= AIM =
Among the records below, find each line that includes the string "AMÉRICA" and copy it.

[Collected data entries]
┏━━
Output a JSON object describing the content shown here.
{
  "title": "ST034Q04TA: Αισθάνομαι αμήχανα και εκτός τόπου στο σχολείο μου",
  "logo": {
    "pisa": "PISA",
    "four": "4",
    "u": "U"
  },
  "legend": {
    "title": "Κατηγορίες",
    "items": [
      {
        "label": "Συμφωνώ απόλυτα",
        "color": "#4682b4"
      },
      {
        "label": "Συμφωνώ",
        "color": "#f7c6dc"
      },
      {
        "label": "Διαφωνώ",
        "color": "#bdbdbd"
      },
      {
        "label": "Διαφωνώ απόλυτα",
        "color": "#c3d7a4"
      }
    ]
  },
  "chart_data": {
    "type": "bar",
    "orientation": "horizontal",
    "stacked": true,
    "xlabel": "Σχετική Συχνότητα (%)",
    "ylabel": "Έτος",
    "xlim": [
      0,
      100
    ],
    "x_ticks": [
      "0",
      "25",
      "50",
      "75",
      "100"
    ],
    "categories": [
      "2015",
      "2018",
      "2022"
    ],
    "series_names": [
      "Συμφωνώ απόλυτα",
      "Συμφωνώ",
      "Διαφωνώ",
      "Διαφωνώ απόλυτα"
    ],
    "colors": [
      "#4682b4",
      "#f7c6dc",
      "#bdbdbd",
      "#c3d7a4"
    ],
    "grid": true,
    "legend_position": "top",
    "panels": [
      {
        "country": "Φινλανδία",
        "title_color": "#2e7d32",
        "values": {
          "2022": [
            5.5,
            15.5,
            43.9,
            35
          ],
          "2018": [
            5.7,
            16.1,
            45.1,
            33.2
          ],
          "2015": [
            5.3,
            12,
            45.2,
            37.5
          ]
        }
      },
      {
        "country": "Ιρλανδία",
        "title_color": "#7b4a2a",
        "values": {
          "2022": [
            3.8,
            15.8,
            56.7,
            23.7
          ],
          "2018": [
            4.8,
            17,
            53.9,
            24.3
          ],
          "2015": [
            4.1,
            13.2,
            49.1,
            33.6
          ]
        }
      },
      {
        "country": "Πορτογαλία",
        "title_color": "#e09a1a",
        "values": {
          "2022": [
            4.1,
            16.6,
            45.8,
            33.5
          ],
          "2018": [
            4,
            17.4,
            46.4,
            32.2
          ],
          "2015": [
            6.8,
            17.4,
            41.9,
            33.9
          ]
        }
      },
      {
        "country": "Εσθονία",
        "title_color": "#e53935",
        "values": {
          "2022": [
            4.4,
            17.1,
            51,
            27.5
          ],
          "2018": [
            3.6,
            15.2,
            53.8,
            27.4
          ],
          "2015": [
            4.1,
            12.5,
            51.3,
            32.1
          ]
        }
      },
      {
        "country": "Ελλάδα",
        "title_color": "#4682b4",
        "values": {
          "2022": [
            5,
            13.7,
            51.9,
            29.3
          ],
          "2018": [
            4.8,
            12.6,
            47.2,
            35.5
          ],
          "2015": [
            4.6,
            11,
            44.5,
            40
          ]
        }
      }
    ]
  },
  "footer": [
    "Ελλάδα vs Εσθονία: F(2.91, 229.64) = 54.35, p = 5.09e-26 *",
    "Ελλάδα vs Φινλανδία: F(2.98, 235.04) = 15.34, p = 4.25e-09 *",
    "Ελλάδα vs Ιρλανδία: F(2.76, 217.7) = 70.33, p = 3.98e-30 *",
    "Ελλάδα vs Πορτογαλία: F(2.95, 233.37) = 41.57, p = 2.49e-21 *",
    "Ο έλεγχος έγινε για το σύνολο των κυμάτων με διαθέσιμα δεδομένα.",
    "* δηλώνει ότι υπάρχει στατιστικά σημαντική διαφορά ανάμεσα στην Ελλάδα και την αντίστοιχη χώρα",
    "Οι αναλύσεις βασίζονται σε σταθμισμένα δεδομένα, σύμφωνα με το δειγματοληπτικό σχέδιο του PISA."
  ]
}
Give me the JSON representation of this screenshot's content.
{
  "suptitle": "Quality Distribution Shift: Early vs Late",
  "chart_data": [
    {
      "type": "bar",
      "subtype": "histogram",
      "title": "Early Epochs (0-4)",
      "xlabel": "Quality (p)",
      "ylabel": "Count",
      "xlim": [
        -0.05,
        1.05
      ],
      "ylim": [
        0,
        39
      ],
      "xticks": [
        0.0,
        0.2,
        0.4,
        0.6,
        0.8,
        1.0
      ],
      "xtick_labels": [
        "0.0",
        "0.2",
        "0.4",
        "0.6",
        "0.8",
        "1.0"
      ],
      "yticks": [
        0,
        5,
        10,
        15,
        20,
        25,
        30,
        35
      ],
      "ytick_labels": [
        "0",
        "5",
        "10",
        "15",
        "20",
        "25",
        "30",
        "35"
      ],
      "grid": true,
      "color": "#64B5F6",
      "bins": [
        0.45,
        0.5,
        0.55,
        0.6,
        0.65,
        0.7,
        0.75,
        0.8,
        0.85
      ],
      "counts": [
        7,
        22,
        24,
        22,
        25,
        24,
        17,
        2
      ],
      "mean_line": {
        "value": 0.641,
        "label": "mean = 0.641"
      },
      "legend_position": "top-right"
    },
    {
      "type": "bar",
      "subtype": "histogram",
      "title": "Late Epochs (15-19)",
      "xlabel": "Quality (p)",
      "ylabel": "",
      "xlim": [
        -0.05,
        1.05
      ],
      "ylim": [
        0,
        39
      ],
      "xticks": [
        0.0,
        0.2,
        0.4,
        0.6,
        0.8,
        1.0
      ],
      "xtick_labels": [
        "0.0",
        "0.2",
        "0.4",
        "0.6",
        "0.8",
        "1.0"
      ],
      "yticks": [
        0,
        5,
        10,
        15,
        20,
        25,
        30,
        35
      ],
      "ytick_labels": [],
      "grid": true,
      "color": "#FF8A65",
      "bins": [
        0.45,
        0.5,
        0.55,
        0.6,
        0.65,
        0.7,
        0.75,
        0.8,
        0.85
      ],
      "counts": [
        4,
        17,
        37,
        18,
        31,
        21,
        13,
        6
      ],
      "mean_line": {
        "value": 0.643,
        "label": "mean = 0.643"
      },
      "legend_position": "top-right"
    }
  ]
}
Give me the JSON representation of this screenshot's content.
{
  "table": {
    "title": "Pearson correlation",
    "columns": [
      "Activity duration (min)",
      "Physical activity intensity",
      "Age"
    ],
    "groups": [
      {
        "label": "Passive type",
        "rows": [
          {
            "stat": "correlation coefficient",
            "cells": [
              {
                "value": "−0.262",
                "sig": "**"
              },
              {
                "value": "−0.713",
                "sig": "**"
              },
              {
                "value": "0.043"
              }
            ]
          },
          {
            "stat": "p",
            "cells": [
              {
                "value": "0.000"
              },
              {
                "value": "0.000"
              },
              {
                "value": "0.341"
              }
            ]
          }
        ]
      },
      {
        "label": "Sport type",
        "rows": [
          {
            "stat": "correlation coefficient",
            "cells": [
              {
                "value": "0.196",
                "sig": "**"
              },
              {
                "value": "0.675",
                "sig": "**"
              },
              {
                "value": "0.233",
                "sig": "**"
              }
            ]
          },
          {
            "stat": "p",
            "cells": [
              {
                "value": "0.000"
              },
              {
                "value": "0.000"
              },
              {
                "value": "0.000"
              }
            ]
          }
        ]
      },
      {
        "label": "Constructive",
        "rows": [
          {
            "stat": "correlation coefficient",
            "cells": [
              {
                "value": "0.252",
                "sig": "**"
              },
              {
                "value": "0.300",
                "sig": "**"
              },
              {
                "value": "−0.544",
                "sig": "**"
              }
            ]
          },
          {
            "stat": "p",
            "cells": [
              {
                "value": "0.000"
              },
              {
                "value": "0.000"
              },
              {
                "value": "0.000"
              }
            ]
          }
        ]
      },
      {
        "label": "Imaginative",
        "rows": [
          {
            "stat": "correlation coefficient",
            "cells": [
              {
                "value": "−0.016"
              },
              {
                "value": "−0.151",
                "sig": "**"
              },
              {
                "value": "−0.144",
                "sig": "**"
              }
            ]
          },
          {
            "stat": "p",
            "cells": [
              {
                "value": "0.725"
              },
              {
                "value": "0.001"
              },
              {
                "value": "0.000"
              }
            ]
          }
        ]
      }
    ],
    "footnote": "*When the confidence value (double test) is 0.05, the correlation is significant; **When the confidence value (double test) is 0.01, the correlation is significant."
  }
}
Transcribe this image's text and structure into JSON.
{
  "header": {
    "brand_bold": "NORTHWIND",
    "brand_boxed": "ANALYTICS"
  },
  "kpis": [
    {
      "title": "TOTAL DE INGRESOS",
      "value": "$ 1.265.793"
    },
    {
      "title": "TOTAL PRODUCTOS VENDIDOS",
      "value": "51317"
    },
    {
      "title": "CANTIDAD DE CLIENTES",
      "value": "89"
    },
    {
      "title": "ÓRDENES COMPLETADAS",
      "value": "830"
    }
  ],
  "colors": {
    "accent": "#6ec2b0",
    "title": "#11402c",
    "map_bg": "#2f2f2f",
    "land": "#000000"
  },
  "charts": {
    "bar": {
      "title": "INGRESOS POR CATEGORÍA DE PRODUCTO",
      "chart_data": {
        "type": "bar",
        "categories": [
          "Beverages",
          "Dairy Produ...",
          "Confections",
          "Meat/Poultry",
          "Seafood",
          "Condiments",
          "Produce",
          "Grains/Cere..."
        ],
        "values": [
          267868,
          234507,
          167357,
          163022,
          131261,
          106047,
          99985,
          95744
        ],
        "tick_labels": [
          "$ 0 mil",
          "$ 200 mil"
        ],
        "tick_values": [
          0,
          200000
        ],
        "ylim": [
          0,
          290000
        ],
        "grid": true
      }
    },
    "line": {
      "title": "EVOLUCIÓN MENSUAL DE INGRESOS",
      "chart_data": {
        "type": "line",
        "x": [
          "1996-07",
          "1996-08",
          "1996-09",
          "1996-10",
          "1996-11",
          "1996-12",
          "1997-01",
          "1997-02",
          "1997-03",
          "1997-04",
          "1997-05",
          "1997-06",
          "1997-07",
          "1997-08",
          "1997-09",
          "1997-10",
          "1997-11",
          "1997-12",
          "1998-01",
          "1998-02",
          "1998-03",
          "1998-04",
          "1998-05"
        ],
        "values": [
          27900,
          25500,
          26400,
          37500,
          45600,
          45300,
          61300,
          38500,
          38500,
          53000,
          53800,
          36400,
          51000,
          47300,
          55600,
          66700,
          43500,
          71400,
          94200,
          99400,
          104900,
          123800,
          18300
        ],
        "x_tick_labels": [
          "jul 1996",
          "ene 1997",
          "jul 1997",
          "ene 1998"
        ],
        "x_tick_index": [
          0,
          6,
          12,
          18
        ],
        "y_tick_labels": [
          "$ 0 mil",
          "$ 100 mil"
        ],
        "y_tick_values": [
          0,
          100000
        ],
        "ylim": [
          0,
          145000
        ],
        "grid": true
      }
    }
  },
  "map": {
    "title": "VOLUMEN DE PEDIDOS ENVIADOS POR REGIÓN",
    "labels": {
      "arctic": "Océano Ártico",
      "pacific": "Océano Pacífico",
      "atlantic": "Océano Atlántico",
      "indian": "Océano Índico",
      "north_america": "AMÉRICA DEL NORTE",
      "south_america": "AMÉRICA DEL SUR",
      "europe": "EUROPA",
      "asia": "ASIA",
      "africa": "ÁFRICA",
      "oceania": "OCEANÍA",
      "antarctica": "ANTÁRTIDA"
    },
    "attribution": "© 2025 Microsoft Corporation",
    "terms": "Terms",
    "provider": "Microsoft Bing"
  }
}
┗━━
= THE ANSWER =
      "north_america": "AMÉRICA DEL NORTE",
      "south_america": "AMÉRICA DEL SUR",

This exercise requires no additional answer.